+++ Extracted entries
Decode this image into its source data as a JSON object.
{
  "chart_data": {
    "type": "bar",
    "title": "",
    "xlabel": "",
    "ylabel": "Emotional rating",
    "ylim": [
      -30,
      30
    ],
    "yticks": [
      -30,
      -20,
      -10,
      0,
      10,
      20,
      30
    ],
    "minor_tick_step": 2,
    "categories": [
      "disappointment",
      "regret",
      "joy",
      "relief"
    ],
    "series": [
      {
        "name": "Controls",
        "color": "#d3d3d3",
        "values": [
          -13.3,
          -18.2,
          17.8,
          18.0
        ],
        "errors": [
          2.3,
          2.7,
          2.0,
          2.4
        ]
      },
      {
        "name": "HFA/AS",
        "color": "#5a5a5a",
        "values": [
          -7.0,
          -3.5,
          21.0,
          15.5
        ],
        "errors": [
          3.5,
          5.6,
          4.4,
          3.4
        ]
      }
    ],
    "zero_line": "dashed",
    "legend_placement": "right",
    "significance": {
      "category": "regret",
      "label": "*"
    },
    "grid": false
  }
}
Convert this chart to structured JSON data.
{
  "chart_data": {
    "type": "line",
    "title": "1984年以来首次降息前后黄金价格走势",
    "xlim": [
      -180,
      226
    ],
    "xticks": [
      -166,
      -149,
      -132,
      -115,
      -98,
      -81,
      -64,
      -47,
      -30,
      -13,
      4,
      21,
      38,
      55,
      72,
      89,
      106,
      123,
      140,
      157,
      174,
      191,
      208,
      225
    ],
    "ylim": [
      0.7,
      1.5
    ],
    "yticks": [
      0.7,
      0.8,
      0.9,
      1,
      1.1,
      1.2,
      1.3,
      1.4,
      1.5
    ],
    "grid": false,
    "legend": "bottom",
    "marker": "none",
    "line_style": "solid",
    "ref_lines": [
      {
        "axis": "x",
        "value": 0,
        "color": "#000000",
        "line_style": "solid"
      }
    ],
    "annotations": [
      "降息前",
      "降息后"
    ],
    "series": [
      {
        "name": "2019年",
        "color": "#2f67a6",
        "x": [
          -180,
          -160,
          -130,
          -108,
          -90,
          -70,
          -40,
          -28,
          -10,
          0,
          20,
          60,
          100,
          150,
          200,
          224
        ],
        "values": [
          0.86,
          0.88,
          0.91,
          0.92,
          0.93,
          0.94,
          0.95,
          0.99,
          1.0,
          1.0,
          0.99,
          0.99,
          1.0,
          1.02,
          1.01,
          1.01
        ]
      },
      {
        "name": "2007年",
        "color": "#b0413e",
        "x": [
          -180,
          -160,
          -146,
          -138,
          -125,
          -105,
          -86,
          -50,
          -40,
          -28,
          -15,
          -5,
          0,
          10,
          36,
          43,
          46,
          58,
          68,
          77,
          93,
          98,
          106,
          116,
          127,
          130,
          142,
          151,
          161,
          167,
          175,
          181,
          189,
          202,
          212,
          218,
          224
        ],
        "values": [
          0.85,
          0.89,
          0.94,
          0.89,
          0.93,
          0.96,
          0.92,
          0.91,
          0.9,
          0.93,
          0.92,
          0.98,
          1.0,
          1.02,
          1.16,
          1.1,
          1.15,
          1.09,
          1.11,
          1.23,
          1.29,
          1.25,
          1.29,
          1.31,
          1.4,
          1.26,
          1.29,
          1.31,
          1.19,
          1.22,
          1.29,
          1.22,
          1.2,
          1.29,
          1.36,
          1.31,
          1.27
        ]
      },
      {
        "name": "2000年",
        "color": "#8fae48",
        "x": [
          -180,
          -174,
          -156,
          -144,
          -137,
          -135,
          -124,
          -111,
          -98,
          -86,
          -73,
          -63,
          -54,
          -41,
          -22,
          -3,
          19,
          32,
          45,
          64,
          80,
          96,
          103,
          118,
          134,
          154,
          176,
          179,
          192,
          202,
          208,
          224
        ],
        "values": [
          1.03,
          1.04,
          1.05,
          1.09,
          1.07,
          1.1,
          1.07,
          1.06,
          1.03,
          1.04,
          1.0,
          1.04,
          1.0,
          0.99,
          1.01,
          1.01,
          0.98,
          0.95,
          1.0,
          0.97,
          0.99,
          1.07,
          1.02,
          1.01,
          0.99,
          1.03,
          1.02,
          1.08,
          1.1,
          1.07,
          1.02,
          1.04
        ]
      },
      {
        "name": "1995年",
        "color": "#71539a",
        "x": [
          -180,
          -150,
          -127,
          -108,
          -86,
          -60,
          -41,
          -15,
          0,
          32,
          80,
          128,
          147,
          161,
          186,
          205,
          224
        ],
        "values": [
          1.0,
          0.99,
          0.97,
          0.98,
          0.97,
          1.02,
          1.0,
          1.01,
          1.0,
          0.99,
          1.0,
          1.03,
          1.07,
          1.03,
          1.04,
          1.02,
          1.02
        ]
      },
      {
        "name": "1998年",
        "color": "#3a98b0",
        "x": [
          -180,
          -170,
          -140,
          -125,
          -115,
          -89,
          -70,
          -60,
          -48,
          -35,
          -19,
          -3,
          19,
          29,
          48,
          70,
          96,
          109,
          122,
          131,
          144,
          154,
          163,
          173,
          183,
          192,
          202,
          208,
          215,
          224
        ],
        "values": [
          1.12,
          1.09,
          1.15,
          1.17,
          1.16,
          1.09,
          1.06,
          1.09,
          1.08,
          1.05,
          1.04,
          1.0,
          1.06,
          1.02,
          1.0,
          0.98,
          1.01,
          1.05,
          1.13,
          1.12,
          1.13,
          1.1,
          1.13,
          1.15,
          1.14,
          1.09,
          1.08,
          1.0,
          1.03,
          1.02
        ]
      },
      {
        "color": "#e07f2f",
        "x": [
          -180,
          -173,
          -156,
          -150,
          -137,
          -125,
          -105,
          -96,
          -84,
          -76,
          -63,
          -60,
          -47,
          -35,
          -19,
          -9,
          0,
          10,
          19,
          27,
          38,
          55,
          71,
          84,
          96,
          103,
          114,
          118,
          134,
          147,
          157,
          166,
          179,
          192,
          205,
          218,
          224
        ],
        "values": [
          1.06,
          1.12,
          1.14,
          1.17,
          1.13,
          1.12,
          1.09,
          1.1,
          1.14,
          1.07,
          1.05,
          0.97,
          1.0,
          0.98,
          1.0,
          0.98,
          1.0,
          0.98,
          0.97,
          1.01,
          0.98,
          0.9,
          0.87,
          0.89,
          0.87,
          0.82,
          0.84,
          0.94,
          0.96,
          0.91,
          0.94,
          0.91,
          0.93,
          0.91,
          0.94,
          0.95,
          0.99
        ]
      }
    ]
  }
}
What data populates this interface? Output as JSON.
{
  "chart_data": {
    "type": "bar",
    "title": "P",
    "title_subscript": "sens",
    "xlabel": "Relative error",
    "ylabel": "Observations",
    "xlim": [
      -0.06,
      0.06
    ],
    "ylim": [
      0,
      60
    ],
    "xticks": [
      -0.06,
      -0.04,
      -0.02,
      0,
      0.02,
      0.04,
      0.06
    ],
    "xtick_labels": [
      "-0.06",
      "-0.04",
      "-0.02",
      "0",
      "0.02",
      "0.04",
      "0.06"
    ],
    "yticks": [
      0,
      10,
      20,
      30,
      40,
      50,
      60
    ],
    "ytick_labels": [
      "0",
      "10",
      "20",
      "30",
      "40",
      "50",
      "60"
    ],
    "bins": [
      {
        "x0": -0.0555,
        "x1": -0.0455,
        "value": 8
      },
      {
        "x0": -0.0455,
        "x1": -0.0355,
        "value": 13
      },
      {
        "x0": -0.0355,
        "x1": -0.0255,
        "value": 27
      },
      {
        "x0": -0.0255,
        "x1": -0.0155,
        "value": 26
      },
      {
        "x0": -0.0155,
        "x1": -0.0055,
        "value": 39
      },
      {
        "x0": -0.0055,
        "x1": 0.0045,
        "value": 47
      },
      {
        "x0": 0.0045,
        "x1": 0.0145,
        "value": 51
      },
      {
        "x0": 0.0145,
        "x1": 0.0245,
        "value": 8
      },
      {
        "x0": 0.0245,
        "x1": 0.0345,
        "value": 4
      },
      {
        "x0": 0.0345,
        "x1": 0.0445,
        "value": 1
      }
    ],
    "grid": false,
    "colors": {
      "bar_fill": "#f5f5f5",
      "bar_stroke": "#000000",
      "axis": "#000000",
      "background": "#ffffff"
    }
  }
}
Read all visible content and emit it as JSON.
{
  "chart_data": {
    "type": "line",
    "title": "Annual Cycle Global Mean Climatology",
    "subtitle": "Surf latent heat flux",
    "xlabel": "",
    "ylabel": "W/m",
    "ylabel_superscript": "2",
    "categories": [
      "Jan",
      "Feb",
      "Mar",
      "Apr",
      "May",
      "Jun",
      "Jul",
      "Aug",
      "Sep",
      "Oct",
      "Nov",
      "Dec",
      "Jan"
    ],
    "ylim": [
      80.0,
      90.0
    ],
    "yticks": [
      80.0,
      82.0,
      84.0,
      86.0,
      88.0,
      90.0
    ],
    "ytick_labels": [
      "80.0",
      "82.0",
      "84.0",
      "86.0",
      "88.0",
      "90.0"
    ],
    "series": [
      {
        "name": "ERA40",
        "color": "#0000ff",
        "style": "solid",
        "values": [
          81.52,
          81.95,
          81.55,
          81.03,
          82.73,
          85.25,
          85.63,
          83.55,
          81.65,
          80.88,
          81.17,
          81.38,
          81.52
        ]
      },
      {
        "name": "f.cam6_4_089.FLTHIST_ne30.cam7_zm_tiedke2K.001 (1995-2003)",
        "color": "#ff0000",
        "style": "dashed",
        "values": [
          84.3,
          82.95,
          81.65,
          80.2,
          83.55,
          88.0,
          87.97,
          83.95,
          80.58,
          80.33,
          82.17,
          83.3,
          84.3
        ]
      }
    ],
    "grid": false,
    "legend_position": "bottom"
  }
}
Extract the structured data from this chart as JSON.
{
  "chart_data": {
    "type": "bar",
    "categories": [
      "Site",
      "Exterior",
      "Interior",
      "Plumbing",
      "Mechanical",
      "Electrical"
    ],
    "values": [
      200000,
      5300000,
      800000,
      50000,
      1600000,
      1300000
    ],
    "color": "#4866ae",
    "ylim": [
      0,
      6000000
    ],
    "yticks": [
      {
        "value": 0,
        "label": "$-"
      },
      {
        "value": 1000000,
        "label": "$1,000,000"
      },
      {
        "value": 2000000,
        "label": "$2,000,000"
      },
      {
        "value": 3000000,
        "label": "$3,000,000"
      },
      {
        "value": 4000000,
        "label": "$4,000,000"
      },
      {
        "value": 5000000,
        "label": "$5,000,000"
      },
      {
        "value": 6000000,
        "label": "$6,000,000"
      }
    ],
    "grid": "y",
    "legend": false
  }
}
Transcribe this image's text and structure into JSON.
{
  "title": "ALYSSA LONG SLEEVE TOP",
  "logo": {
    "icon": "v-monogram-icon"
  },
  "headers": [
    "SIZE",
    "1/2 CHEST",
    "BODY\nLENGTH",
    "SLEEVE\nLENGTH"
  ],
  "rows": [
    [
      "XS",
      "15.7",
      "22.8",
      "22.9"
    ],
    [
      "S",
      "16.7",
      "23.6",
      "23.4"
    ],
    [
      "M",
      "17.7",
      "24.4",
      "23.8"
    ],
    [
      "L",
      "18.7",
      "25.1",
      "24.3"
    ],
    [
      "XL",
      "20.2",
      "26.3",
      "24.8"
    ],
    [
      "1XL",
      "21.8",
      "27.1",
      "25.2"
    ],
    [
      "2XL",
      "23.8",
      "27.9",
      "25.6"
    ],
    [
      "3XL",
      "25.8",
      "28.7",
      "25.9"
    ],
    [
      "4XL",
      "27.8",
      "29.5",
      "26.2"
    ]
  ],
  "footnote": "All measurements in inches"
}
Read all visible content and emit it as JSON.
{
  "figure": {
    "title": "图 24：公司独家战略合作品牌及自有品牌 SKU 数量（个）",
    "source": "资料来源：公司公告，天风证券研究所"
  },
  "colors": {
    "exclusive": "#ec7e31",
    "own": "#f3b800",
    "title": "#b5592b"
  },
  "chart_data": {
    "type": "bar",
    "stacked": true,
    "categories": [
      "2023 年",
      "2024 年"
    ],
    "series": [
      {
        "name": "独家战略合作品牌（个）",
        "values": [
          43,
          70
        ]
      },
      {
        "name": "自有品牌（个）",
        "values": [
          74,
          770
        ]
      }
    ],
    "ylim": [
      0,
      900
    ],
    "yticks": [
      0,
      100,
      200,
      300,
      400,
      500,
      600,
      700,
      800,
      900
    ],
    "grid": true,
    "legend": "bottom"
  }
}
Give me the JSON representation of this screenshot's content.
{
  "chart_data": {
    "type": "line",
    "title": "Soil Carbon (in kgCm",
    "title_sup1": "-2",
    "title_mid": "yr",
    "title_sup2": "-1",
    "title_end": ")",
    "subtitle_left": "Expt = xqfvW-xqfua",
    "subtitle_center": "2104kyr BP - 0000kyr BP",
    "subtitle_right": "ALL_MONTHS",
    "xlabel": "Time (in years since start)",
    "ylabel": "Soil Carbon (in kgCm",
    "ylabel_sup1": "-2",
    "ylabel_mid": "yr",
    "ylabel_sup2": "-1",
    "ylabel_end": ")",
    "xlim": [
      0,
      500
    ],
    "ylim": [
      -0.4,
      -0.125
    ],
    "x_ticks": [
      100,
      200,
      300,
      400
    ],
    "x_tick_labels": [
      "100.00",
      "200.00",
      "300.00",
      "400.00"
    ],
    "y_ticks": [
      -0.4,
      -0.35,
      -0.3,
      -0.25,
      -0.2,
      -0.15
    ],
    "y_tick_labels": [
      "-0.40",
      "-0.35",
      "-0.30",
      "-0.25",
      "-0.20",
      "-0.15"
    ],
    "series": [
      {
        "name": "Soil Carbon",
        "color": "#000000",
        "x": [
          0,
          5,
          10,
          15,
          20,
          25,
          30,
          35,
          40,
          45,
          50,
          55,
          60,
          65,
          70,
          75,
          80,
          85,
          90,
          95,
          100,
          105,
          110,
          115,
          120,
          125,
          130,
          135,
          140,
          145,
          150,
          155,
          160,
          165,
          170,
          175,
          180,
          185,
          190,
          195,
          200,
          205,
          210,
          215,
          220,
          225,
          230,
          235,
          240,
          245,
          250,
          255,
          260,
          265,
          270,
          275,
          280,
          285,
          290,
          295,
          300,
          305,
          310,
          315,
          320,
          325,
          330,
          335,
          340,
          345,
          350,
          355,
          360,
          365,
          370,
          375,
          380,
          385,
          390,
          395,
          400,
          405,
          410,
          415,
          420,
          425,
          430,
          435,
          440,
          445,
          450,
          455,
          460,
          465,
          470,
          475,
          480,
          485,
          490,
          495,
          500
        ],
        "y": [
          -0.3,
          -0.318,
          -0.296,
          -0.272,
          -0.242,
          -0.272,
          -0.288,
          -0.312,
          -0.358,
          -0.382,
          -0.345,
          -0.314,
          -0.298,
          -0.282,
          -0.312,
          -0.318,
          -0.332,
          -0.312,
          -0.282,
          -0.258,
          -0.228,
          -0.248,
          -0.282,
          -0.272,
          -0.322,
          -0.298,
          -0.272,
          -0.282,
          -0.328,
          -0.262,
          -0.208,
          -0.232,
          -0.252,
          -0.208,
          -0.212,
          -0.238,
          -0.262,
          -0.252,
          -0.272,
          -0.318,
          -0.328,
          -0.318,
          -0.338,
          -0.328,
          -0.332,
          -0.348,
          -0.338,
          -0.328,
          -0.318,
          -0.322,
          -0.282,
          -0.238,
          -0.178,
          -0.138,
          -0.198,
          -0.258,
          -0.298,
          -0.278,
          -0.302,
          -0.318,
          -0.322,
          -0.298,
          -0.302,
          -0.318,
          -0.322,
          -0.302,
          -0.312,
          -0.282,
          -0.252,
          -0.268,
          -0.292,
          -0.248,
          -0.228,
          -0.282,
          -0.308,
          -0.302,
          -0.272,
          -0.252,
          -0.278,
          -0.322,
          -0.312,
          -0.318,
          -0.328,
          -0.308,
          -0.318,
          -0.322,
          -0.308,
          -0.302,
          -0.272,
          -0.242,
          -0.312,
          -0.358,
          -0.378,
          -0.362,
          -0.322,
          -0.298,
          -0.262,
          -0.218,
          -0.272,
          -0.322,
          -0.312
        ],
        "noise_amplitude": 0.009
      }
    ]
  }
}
++++++
Report how many lines of the listing above include the word "Soil". Say nothing but the number.

### Final result
3